## Task prompt
Output every line of the data exactly as it appears.

Items from a dataset:
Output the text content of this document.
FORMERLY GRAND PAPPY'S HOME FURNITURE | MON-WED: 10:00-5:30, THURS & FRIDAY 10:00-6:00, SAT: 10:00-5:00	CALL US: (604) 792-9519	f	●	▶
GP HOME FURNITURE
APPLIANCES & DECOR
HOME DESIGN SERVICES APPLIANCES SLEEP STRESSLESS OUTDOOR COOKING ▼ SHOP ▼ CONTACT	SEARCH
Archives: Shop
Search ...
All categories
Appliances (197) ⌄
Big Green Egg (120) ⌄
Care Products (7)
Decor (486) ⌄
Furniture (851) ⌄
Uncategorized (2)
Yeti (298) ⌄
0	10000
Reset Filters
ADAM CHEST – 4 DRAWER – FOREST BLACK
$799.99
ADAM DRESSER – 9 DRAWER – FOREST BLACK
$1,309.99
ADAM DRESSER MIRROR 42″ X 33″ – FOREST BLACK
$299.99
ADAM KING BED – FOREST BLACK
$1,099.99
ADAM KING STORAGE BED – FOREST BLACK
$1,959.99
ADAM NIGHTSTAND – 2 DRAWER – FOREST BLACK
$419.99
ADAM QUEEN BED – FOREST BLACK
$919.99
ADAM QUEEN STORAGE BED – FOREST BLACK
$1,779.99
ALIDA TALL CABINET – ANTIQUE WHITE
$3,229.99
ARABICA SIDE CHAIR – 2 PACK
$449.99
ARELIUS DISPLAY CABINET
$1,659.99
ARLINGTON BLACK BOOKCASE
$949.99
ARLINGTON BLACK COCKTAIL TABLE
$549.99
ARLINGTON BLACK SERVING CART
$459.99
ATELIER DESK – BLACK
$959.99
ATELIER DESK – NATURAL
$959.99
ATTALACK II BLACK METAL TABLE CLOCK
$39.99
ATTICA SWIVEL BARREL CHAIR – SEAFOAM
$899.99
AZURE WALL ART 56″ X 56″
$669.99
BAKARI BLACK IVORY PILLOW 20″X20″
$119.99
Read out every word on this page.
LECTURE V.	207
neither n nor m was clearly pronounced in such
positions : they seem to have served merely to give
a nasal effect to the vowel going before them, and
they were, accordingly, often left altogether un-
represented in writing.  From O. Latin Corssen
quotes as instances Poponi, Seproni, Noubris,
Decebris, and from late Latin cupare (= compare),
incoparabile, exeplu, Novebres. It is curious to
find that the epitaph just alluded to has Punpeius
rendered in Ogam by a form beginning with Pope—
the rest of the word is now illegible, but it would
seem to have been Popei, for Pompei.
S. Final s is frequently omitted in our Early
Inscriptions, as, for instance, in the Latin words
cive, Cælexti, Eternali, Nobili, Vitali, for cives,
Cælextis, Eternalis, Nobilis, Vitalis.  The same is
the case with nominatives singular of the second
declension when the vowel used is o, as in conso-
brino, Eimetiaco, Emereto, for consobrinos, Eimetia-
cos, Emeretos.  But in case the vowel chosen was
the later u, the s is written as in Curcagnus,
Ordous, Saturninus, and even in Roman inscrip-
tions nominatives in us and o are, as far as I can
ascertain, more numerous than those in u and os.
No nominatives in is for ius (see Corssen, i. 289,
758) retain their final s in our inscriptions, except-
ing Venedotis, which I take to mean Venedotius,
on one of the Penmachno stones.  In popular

## Response
Output the text content of this document.
FORMERLY GRAND PAPPY'S HOME FURNITURE | MON-WED: 10:00-5:30, THURS & FRIDAY 10:00-6:00, SAT: 10:00-5:00	CALL US: (604) 792-9519	f	●	▶
GP HOME FURNITURE
APPLIANCES & DECOR
HOME DESIGN SERVICES APPLIANCES SLEEP STRESSLESS OUTDOOR COOKING ▼ SHOP ▼ CONTACT	SEARCH
Archives: Shop
Search ...
All categories
Appliances (197) ⌄
Big Green Egg (120) ⌄
Care Products (7)
Decor (486) ⌄
Furniture (851) ⌄
Uncategorized (2)
Yeti (298) ⌄
0	10000
Reset Filters
ADAM CHEST – 4 DRAWER – FOREST BLACK
$799.99
ADAM DRESSER – 9 DRAWER – FOREST BLACK
$1,309.99
ADAM DRESSER MIRROR 42″ X 33″ – FOREST BLACK
$299.99
ADAM KING BED – FOREST BLACK
$1,099.99
ADAM KING STORAGE BED – FOREST BLACK
$1,959.99
ADAM NIGHTSTAND – 2 DRAWER – FOREST BLACK
$419.99
ADAM QUEEN BED – FOREST BLACK
$919.99
ADAM QUEEN STORAGE BED – FOREST BLACK
$1,779.99
ALIDA TALL CABINET – ANTIQUE WHITE
$3,229.99
ARABICA SIDE CHAIR – 2 PACK
$449.99
ARELIUS DISPLAY CABINET
$1,659.99
ARLINGTON BLACK BOOKCASE
$949.99
ARLINGTON BLACK COCKTAIL TABLE
$549.99
ARLINGTON BLACK SERVING CART
$459.99
ATELIER DESK – BLACK
$959.99
ATELIER DESK – NATURAL
$959.99
ATTALACK II BLACK METAL TABLE CLOCK
$39.99
ATTICA SWIVEL BARREL CHAIR – SEAFOAM
$899.99
AZURE WALL ART 56″ X 56″
$669.99
BAKARI BLACK IVORY PILLOW 20″X20″
$119.99
Read out every word on this page.
LECTURE V.	207
neither n nor m was clearly pronounced in such
positions : they seem to have served merely to give
a nasal effect to the vowel going before them, and
they were, accordingly, often left altogether un-
represented in writing.  From O. Latin Corssen
quotes as instances Poponi, Seproni, Noubris,
Decebris, and from late Latin cupare (= compare),
incoparabile, exeplu, Novebres. It is curious to
find that the epitaph just alluded to has Punpeius
rendered in Ogam by a form beginning with Pope—
the rest of the word is now illegible, but it would
seem to have been Popei, for Pompei.
S. Final s is frequently omitted in our Early
Inscriptions, as, for instance, in the Latin words
cive, Cælexti, Eternali, Nobili, Vitali, for cives,
Cælextis, Eternalis, Nobilis, Vitalis.  The same is
the case with nominatives singular of the second
declension when the vowel used is o, as in conso-
brino, Eimetiaco, Emereto, for consobrinos, Eimetia-
cos, Emeretos.  But in case the vowel chosen was
the later u, the s is written as in Curcagnus,
Ordous, Saturninus, and even in Roman inscrip-
tions nominatives in us and o are, as far as I can
ascertain, more numerous than those in u and os.
No nominatives in is for ius (see Corssen, i. 289,
758) retain their final s in our inscriptions, except-
ing Venedotis, which I take to mean Venedotius,
on one of the Penmachno stones.  In popular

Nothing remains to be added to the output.